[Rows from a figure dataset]
** Begin **
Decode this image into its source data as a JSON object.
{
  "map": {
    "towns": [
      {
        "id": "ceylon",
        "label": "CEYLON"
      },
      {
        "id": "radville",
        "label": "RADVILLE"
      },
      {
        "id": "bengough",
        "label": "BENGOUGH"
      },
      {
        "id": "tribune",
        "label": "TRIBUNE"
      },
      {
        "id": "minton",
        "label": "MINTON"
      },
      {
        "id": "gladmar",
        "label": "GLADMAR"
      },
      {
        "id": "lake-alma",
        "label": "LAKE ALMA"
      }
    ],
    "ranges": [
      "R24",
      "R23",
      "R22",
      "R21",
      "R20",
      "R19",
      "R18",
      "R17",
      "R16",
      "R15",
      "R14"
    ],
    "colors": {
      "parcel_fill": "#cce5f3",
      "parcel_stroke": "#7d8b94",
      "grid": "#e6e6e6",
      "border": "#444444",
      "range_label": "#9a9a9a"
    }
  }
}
** End **
#### WHAT THE EXERCISE ASKS
Repeat the records above exactly, from the first line to the last.

#### SOLUTION TO THE EXERCISE
Decode this image into its source data as a JSON object.
{
  "map": {
    "towns": [
      {
        "id": "ceylon",
        "label": "CEYLON"
      },
      {
        "id": "radville",
        "label": "RADVILLE"
      },
      {
        "id": "bengough",
        "label": "BENGOUGH"
      },
      {
        "id": "tribune",
        "label": "TRIBUNE"
      },
      {
        "id": "minton",
        "label": "MINTON"
      },
      {
        "id": "gladmar",
        "label": "GLADMAR"
      },
      {
        "id": "lake-alma",
        "label": "LAKE ALMA"
      }
    ],
    "ranges": [
      "R24",
      "R23",
      "R22",
      "R21",
      "R20",
      "R19",
      "R18",
      "R17",
      "R16",
      "R15",
      "R14"
    ],
    "colors": {
      "parcel_fill": "#cce5f3",
      "parcel_stroke": "#7d8b94",
      "grid": "#e6e6e6",
      "border": "#444444",
      "range_label": "#9a9a9a"
    }
  }
}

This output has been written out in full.